- Available records:
◇ ◇ ◇

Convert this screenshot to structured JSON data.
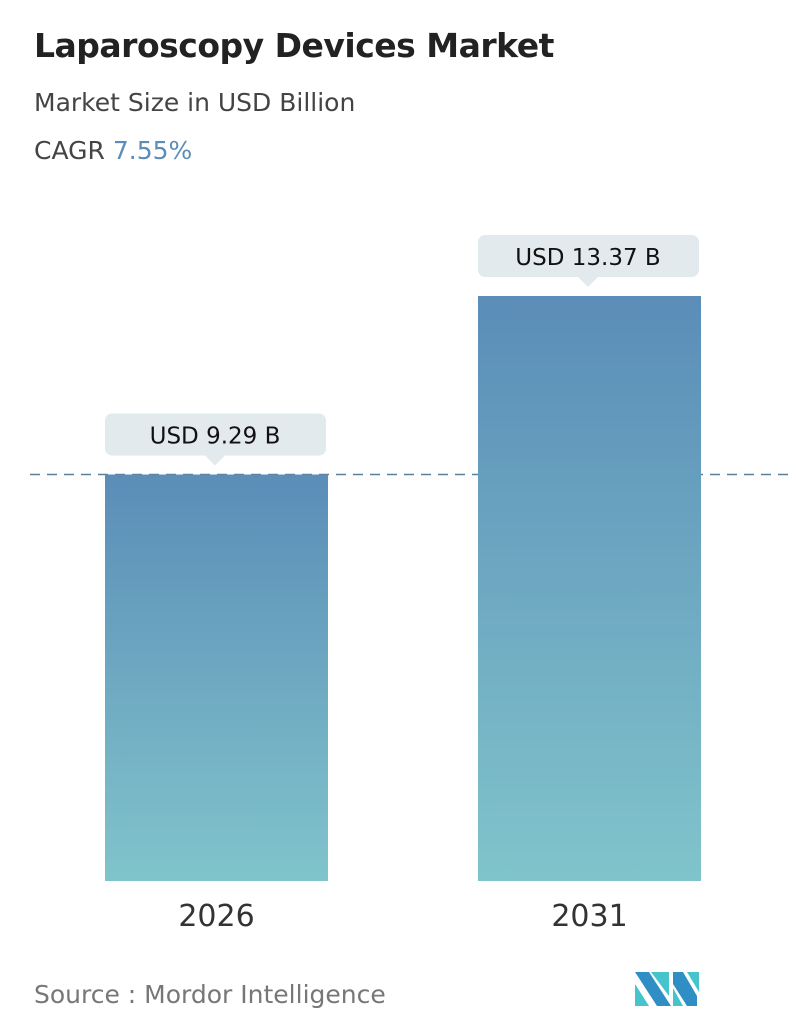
{
  "title": "Laparoscopy Devices Market",
  "subtitle": "Market Size in USD Billion",
  "cagr_label": "CAGR",
  "cagr_value": "7.55%",
  "source": "Source :  Mordor Intelligence",
  "colors": {
    "bar_top": "#5b8db8",
    "bar_bottom": "#80c4cb",
    "label_bg": "#e3eaed",
    "dash": "#5b8096",
    "cagr": "#5b8db8"
  },
  "chart_data": {
    "type": "bar",
    "categories": [
      "2026",
      "2031"
    ],
    "values": [
      9.29,
      13.37
    ],
    "data_labels": [
      "USD 9.29 B",
      "USD 13.37 B"
    ],
    "ylabel": "Market Size in USD Billion",
    "reference_line": 9.29,
    "grid": false
  }
}
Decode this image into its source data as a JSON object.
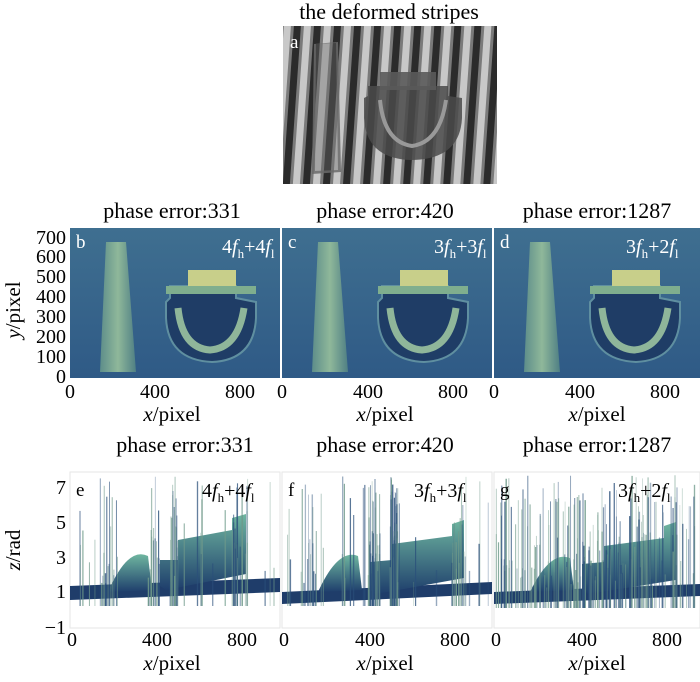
{
  "figure": {
    "panel_a": {
      "label": "a",
      "title": "the deformed stripes"
    },
    "row2": [
      {
        "label": "b",
        "title": "phase error:331",
        "formula": {
          "c1": "4",
          "c2": "4",
          "sub1": "h",
          "sub2": "l"
        }
      },
      {
        "label": "c",
        "title": "phase error:420",
        "formula": {
          "c1": "3",
          "c2": "3",
          "sub1": "h",
          "sub2": "l"
        }
      },
      {
        "label": "d",
        "title": "phase error:1287",
        "formula": {
          "c1": "3",
          "c2": "2",
          "sub1": "h",
          "sub2": "l"
        }
      }
    ],
    "row3": [
      {
        "label": "e",
        "title": "phase error:331",
        "formula": {
          "c1": "4",
          "c2": "4",
          "sub1": "h",
          "sub2": "l"
        }
      },
      {
        "label": "f",
        "title": "phase error:420",
        "formula": {
          "c1": "3",
          "c2": "3",
          "sub1": "h",
          "sub2": "l"
        }
      },
      {
        "label": "g",
        "title": "phase error:1287",
        "formula": {
          "c1": "3",
          "c2": "2",
          "sub1": "h",
          "sub2": "l"
        }
      }
    ],
    "x_axis": {
      "var": "x",
      "unit": "/pixel",
      "ticks": [
        "0",
        "400",
        "800"
      ]
    },
    "y_axis": {
      "var": "y",
      "unit": "/pixel",
      "ticks": [
        "0",
        "100",
        "200",
        "300",
        "400",
        "500",
        "600",
        "700"
      ]
    },
    "z_axis": {
      "var": "z",
      "unit": "/rad",
      "ticks": [
        "7",
        "5",
        "3",
        "1",
        "−1"
      ]
    },
    "colors": {
      "map_bg": "#3b6f94",
      "map_object": "#7fae8e",
      "surface_top": "#4f9f8e",
      "surface_low": "#1f3f6e"
    }
  }
}
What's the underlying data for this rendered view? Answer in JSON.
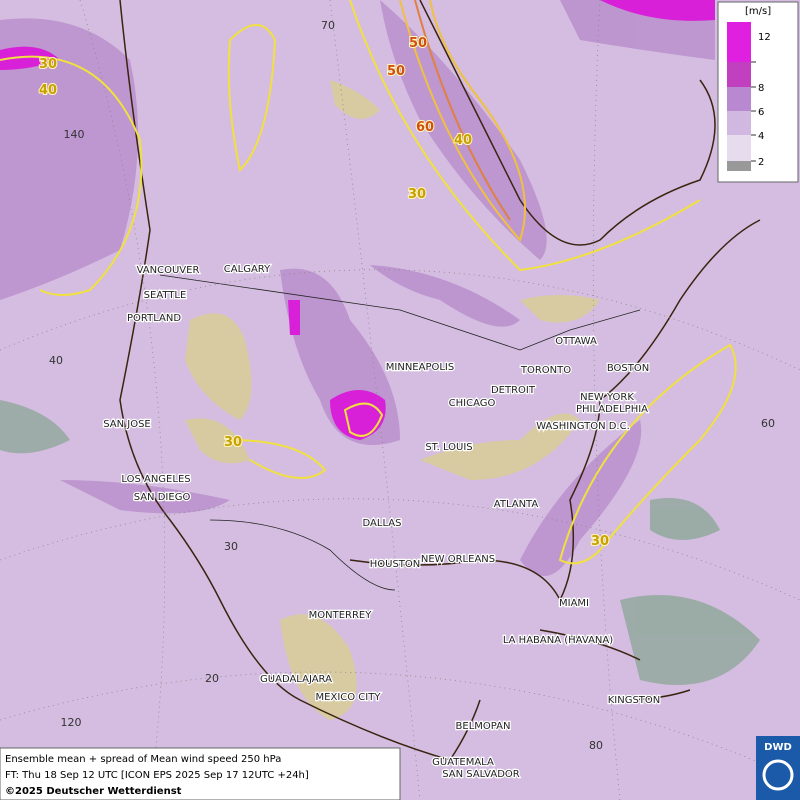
{
  "legend": {
    "unit": "[m/s]",
    "ticks": [
      12,
      8,
      6,
      4,
      2
    ]
  },
  "cities": [
    "VANCOUVER",
    "CALGARY",
    "SEATTLE",
    "PORTLAND",
    "MINNEAPOLIS",
    "SAN JOSE",
    "CHICAGO",
    "DETROIT",
    "TORONTO",
    "OTTAWA",
    "BOSTON",
    "NEW YORK",
    "PHILADELPHIA",
    "WASHINGTON D.C.",
    "ST. LOUIS",
    "LOS ANGELES",
    "SAN DIEGO",
    "ATLANTA",
    "DALLAS",
    "HOUSTON",
    "NEW ORLEANS",
    "MIAMI",
    "MONTERREY",
    "LA HABANA (HAVANA)",
    "GUADALAJARA",
    "MEXICO CITY",
    "KINGSTON",
    "BELMOPAN",
    "GUATEMALA",
    "SAN SALVADOR"
  ],
  "contour_labels": [
    30,
    40,
    50,
    50,
    60,
    40,
    30,
    30,
    30
  ],
  "grid_labels": [
    70,
    140,
    40,
    60,
    30,
    20,
    120,
    80
  ],
  "caption": {
    "line1": "Ensemble mean + spread of Mean wind speed 250 hPa",
    "line2": "FT: Thu 18 Sep 12 UTC [ICON EPS 2025 Sep 17 12UTC +24h]",
    "line3": "©2025 Deutscher Wetterdienst"
  },
  "logo": "DWD"
}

◇ ◇ ◇

- Exercise description: Transcribe the records above exactly, omitting every picture they contain.

- Written answer:
Convert this screenshot to structured JSON data.
{
  "title": "Laparoscopy Devices Market",
  "subtitle": "Market Size in USD Billion",
  "cagr_label": "CAGR",
  "cagr_value": "7.55%",
  "source": "Source :  Mordor Intelligence",
  "colors": {
    "bar_top": "#5b8db8",
    "bar_bottom": "#80c4cb",
    "label_bg": "#e3eaed",
    "dash": "#5b8096",
    "cagr": "#5b8db8"
  },
  "chart_data": {
    "type": "bar",
    "categories": [
      "2026",
      "2031"
    ],
    "values": [
      9.29,
      13.37
    ],
    "data_labels": [
      "USD 9.29 B",
      "USD 13.37 B"
    ],
    "ylabel": "Market Size in USD Billion",
    "reference_line": 9.29,
    "grid": false
  }
}
Decode this image into its source data as a JSON object.
{
  "figure": {
    "panel_a": {
      "label": "a",
      "title": "the deformed stripes"
    },
    "row2": [
      {
        "label": "b",
        "title": "phase error:331",
        "formula": {
          "c1": "4",
          "c2": "4",
          "sub1": "h",
          "sub2": "l"
        }
      },
      {
        "label": "c",
        "title": "phase error:420",
        "formula": {
          "c1": "3",
          "c2": "3",
          "sub1": "h",
          "sub2": "l"
        }
      },
      {
        "label": "d",
        "title": "phase error:1287",
        "formula": {
          "c1": "3",
          "c2": "2",
          "sub1": "h",
          "sub2": "l"
        }
      }
    ],
    "row3": [
      {
        "label": "e",
        "title": "phase error:331",
        "formula": {
          "c1": "4",
          "c2": "4",
          "sub1": "h",
          "sub2": "l"
        }
      },
      {
        "label": "f",
        "title": "phase error:420",
        "formula": {
          "c1": "3",
          "c2": "3",
          "sub1": "h",
          "sub2": "l"
        }
      },
      {
        "label": "g",
        "title": "phase error:1287",
        "formula": {
          "c1": "3",
          "c2": "2",
          "sub1": "h",
          "sub2": "l"
        }
      }
    ],
    "x_axis": {
      "var": "x",
      "unit": "/pixel",
      "ticks": [
        "0",
        "400",
        "800"
      ]
    },
    "y_axis": {
      "var": "y",
      "unit": "/pixel",
      "ticks": [
        "0",
        "100",
        "200",
        "300",
        "400",
        "500",
        "600",
        "700"
      ]
    },
    "z_axis": {
      "var": "z",
      "unit": "/rad",
      "ticks": [
        "7",
        "5",
        "3",
        "1",
        "−1"
      ]
    },
    "colors": {
      "map_bg": "#3b6f94",
      "map_object": "#7fae8e",
      "surface_top": "#4f9f8e",
      "surface_low": "#1f3f6e"
    }
  }
}
What's the underlying data for this rendered view? Answer in JSON.
{
  "legend": {
    "unit": "[m/s]",
    "ticks": [
      12,
      8,
      6,
      4,
      2
    ]
  },
  "cities": [
    "VANCOUVER",
    "CALGARY",
    "SEATTLE",
    "PORTLAND",
    "MINNEAPOLIS",
    "SAN JOSE",
    "CHICAGO",
    "DETROIT",
    "TORONTO",
    "OTTAWA",
    "BOSTON",
    "NEW YORK",
    "PHILADELPHIA",
    "WASHINGTON D.C.",
    "ST. LOUIS",
    "LOS ANGELES",
    "SAN DIEGO",
    "ATLANTA",
    "DALLAS",
    "HOUSTON",
    "NEW ORLEANS",
    "MIAMI",
    "MONTERREY",
    "LA HABANA (HAVANA)",
    "GUADALAJARA",
    "MEXICO CITY",
    "KINGSTON",
    "BELMOPAN",
    "GUATEMALA",
    "SAN SALVADOR"
  ],
  "contour_labels": [
    30,
    40,
    50,
    50,
    60,
    40,
    30,
    30,
    30
  ],
  "grid_labels": [
    70,
    140,
    40,
    60,
    30,
    20,
    120,
    80
  ],
  "caption": {
    "line1": "Ensemble mean + spread of Mean wind speed 250 hPa",
    "line2": "FT: Thu 18 Sep 12 UTC [ICON EPS 2025 Sep 17 12UTC +24h]",
    "line3": "©2025 Deutscher Wetterdienst"
  },
  "logo": "DWD"
}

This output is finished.